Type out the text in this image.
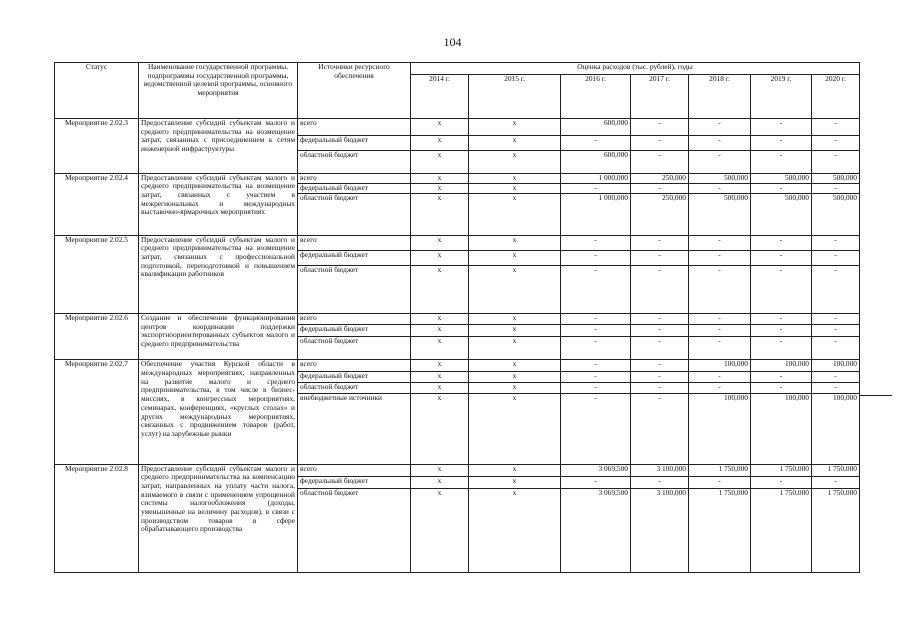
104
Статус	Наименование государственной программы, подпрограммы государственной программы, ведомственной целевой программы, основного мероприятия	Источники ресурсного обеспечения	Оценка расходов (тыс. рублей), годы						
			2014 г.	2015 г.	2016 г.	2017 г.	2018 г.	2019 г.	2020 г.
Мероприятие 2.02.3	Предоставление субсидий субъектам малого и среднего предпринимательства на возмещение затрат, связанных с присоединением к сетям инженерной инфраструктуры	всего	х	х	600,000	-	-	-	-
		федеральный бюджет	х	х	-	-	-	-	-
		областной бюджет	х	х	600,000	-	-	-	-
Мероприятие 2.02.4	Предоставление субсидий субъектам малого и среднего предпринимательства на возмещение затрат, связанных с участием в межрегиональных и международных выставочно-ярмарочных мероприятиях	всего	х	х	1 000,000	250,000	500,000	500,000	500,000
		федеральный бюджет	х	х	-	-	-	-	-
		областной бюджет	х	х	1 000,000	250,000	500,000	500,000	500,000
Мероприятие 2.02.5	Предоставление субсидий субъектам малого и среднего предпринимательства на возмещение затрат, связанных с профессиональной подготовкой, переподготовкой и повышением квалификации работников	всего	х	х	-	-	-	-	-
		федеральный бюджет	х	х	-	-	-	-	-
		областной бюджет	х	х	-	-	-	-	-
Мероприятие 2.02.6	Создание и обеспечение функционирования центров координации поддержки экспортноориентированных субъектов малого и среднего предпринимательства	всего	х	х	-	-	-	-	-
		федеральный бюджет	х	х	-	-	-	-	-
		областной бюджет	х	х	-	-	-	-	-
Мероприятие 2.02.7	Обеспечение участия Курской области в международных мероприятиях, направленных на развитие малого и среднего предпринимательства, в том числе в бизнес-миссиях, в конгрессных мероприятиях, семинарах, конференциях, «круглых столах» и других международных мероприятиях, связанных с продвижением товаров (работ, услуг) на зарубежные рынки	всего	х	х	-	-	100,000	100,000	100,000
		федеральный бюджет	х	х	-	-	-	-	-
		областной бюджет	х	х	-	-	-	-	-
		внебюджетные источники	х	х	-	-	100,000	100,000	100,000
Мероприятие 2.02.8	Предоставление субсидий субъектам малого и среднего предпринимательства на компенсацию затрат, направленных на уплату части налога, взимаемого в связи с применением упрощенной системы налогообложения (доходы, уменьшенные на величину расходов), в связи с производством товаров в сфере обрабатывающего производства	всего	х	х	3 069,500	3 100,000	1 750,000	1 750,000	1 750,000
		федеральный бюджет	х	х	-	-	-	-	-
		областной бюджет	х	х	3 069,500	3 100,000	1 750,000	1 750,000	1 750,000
+--
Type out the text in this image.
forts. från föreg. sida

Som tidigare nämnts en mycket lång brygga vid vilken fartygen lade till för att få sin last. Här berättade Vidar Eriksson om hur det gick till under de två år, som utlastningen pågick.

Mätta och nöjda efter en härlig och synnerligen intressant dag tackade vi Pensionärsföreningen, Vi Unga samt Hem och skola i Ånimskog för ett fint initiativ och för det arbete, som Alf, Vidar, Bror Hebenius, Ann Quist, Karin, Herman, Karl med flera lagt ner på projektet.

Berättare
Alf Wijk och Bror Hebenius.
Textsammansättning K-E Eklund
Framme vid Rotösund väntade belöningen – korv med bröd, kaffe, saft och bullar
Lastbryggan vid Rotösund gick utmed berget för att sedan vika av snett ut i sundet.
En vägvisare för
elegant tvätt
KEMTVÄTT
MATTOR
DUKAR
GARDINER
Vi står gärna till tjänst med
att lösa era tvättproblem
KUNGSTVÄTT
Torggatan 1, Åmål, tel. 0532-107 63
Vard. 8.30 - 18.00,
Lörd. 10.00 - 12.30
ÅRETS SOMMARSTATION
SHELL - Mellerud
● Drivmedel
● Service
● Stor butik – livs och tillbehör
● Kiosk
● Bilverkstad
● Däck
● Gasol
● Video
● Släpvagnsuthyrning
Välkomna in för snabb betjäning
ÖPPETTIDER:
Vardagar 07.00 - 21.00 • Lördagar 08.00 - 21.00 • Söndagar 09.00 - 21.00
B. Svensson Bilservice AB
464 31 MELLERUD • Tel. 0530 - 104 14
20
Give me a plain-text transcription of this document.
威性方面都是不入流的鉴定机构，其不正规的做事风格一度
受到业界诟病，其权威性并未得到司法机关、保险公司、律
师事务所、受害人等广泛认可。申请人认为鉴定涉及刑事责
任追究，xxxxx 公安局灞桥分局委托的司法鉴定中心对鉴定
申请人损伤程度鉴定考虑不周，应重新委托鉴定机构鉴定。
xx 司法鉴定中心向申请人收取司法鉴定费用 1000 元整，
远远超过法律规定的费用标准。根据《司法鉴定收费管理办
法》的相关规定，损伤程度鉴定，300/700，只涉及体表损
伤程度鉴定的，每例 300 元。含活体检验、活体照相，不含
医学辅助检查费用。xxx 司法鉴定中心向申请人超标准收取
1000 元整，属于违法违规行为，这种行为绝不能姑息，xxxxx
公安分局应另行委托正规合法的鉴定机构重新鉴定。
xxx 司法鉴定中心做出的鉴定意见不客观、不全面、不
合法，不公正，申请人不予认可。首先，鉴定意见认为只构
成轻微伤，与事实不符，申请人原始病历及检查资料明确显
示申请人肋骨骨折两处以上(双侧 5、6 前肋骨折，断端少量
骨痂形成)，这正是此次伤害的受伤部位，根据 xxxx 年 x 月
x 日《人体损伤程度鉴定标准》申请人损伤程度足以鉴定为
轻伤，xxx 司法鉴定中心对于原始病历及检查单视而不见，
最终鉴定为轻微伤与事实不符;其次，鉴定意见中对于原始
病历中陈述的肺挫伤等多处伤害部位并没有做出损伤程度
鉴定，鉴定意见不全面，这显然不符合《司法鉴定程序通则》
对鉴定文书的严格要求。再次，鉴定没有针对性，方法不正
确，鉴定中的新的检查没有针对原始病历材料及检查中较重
+--
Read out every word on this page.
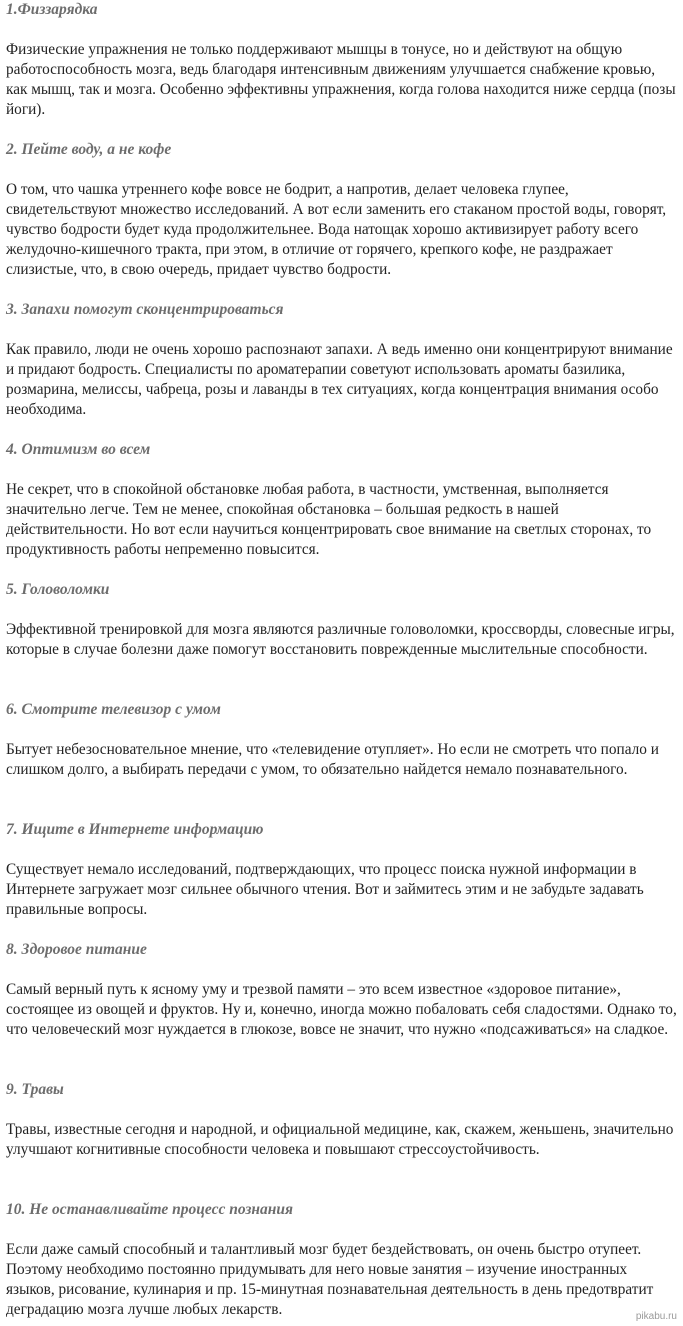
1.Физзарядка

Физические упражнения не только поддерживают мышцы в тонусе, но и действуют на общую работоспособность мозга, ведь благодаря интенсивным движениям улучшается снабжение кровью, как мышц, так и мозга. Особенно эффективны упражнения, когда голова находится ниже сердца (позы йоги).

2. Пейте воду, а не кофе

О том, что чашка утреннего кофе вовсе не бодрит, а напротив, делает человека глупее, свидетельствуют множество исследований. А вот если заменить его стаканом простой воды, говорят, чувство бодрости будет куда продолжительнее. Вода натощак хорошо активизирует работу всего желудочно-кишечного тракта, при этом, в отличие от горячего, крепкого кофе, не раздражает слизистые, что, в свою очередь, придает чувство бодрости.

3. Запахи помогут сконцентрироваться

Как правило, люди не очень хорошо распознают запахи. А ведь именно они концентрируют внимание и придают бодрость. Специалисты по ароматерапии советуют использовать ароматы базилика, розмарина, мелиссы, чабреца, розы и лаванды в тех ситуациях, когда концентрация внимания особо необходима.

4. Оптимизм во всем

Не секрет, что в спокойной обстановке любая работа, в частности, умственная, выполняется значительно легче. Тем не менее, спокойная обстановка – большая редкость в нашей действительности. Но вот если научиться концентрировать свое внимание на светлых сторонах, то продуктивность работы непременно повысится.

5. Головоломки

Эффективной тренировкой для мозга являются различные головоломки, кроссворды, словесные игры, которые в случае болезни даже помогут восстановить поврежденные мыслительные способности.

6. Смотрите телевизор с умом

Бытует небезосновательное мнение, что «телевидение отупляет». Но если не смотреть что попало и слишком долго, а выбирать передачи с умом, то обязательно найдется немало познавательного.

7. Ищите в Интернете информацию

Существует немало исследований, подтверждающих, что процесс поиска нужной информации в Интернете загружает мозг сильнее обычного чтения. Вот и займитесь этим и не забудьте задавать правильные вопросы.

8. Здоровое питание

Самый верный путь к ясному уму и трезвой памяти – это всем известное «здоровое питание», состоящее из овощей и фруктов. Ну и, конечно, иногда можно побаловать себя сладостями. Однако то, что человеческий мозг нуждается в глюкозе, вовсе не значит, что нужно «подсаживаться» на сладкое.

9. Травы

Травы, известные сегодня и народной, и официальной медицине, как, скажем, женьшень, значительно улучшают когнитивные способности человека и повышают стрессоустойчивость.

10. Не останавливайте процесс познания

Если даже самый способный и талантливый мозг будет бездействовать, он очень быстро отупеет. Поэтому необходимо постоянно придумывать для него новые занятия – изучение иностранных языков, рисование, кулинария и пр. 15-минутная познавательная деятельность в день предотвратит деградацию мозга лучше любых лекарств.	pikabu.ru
+--
## Required work
Write out every line of the listing that holds the word "мозга".

## Answer to this exercise
Физические упражнения не только поддерживают мышцы в тонусе, но и действуют на общую работоспособность мозга, ведь благодаря интенсивным движениям улучшается снабжение кровью, как мышц, так и мозга. Особенно эффективны упражнения, когда голова находится ниже сердца (позы йоги).
Эффективной тренировкой для мозга являются различные головоломки, кроссворды, словесные игры, которые в случае болезни даже помогут восстановить поврежденные мыслительные способности.
Если даже самый способный и талантливый мозг будет бездействовать, он очень быстро отупеет. Поэтому необходимо постоянно придумывать для него новые занятия – изучение иностранных языков, рисование, кулинария и пр. 15-минутная познавательная деятельность в день предотвратит деградацию мозга лучше любых лекарств.	pikabu.ru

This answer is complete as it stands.